→ **Exercise directions**
Copy out all lines carrying the word "selected".

(Collected data entries)

****

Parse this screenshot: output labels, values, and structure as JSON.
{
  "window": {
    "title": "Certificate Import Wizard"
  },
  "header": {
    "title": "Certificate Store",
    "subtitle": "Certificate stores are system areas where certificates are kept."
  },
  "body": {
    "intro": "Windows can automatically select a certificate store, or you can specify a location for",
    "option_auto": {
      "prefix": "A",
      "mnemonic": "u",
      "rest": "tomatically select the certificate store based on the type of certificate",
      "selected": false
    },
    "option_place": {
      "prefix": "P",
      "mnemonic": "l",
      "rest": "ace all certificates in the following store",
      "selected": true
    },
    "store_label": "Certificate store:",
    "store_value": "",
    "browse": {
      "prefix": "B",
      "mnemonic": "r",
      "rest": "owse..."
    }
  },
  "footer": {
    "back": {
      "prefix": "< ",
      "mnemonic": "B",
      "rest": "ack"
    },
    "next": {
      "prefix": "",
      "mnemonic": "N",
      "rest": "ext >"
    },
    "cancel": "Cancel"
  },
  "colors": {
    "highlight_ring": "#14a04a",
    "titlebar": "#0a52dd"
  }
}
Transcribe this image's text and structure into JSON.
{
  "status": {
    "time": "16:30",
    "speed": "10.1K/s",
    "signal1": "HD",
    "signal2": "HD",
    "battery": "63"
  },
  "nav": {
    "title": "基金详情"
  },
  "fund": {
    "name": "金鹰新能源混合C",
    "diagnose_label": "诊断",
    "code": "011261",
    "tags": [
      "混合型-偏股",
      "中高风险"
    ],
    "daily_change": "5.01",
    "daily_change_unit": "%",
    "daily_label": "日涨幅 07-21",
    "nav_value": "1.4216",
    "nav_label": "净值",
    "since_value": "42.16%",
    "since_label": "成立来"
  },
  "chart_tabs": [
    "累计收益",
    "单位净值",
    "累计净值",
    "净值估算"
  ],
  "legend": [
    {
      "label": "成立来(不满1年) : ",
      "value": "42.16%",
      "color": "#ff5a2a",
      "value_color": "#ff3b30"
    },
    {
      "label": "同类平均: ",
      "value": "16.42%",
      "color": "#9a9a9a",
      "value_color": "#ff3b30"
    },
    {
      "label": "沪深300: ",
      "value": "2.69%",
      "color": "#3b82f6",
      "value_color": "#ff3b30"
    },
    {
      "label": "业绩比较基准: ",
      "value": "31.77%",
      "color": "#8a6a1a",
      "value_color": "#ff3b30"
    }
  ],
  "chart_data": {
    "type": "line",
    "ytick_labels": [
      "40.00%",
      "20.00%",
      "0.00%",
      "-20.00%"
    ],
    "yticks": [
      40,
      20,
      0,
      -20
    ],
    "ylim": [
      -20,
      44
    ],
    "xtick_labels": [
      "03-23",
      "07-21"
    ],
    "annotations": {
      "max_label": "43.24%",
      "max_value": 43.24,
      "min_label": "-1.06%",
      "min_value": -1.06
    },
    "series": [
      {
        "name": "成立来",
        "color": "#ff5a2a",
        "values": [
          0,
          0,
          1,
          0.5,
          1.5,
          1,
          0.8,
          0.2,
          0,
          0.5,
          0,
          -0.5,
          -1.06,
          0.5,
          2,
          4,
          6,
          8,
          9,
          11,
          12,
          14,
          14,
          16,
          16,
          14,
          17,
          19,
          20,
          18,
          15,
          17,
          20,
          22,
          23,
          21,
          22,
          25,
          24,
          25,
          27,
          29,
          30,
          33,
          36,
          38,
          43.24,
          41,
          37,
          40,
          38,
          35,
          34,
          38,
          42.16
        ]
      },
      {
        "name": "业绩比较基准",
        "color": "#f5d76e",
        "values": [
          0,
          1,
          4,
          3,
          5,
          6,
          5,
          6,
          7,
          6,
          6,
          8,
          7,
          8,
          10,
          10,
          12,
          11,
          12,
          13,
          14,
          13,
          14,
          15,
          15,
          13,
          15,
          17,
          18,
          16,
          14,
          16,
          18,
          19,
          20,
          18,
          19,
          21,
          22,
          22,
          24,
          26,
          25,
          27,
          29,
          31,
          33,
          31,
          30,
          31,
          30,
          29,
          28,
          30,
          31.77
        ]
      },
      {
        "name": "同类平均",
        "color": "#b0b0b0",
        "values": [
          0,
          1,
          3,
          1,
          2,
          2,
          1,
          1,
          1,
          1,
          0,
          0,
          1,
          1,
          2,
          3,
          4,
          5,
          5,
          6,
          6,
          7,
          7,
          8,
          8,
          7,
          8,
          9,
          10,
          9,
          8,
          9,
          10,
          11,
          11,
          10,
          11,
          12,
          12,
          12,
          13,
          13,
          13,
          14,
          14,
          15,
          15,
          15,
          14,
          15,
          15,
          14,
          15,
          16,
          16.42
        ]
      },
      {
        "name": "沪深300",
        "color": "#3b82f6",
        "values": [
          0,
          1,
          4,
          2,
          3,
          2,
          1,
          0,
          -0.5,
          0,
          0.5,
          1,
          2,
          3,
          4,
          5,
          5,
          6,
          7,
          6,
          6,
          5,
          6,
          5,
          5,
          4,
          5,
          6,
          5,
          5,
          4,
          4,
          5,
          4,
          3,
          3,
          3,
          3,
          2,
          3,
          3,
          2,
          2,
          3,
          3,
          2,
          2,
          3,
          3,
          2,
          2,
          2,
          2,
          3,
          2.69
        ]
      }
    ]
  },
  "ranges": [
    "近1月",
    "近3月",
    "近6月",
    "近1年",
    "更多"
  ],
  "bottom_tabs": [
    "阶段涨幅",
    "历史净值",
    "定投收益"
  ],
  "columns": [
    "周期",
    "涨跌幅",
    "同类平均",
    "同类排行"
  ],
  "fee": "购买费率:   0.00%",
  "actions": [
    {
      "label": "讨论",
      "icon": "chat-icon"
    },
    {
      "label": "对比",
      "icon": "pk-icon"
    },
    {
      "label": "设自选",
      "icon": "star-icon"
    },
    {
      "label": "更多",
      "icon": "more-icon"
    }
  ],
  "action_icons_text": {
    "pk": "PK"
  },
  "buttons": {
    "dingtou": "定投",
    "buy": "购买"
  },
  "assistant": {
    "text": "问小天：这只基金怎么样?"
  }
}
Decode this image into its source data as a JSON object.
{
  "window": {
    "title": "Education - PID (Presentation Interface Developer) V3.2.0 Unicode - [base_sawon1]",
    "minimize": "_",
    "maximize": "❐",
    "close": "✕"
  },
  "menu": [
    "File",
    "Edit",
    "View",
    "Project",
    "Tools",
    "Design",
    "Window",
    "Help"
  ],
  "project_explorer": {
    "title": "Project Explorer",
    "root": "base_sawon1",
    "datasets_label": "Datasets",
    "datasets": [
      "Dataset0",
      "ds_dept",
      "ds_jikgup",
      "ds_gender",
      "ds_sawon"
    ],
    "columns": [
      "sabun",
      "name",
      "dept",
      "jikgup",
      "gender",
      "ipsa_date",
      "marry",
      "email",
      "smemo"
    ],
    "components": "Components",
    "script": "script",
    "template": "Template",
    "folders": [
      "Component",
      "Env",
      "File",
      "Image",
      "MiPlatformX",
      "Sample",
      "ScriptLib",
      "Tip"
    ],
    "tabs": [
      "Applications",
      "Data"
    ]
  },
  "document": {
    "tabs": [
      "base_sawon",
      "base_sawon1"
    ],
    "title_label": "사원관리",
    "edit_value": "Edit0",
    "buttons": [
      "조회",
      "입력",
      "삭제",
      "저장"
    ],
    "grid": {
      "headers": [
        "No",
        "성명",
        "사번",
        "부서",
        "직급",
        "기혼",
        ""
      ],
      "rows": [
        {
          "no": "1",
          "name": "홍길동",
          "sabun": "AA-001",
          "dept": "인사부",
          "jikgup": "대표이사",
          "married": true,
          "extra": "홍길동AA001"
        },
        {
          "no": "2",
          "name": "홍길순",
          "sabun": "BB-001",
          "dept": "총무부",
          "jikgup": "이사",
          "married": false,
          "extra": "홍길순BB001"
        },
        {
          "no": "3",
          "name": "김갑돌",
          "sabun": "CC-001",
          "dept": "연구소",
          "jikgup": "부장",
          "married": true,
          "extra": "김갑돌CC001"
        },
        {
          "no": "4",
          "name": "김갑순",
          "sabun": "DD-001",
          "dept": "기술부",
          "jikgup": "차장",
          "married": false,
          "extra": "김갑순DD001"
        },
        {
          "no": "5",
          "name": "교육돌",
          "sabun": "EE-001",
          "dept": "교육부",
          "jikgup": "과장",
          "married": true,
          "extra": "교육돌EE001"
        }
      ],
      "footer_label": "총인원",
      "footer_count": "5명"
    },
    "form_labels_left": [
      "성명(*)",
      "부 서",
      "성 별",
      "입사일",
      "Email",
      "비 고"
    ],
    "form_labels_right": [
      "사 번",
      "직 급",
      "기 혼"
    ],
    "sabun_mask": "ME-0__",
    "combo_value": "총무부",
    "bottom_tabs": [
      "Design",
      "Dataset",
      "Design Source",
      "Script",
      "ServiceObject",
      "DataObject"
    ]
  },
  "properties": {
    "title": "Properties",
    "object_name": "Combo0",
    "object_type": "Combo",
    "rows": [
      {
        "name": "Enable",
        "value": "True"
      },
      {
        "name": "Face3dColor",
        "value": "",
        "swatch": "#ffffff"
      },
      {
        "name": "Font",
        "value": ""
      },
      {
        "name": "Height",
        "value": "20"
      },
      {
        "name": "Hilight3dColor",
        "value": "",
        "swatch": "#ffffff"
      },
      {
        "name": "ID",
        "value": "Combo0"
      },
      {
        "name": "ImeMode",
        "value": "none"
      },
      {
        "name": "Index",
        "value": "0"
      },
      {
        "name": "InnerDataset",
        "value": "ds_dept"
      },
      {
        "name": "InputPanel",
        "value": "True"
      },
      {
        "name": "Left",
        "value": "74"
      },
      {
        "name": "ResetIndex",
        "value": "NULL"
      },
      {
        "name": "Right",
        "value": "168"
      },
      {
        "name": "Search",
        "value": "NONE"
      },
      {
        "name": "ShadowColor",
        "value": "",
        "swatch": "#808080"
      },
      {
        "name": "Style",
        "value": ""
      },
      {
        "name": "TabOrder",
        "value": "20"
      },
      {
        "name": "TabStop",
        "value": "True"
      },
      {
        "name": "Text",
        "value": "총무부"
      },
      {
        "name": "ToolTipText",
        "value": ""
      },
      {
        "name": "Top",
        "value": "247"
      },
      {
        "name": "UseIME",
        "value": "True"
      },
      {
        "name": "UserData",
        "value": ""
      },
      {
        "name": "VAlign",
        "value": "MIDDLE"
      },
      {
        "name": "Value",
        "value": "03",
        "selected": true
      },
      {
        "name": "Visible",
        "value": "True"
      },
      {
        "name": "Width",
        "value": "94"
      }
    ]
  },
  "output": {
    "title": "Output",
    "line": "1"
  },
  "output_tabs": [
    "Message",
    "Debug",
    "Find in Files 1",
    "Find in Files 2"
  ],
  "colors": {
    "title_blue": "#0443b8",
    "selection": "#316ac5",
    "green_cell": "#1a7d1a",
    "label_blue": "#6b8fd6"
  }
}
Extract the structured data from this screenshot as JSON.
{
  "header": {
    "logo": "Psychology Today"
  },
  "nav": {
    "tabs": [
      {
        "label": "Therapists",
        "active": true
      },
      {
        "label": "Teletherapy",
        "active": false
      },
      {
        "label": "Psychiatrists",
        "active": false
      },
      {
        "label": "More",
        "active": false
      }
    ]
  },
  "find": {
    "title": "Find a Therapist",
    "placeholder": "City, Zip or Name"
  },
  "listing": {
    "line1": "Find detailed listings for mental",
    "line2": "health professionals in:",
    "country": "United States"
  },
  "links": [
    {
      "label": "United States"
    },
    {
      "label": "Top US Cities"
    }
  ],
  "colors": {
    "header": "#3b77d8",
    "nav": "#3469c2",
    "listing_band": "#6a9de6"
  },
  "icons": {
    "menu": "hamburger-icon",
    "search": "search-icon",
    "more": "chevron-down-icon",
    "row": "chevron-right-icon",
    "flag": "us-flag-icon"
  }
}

****

→ **The completed task**
      "selected": false
      "selected": true
        "selected": true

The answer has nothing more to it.